(EXERCISE TASK): Search the records that follow and extract every line containing the string "label".

________________

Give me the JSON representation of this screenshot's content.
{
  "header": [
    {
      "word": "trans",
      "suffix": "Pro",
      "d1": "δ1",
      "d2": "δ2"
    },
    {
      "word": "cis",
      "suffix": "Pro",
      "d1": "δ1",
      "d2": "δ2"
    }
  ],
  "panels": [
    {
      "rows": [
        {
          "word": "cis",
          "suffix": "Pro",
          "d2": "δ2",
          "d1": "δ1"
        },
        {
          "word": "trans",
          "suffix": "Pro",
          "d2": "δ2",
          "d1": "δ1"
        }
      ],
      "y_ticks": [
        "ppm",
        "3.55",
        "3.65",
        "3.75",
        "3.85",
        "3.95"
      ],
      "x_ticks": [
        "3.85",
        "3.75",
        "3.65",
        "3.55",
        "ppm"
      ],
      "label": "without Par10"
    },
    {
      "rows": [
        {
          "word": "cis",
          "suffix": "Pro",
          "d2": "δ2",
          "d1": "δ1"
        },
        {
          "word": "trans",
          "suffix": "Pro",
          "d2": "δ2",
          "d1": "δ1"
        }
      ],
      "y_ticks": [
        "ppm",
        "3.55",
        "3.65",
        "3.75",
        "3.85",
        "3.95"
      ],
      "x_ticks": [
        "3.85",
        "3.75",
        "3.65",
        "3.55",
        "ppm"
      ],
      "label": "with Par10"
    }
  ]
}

________________

(EXERCISE RESPONSE):
      "label": "without Par10"
      "label": "with Par10"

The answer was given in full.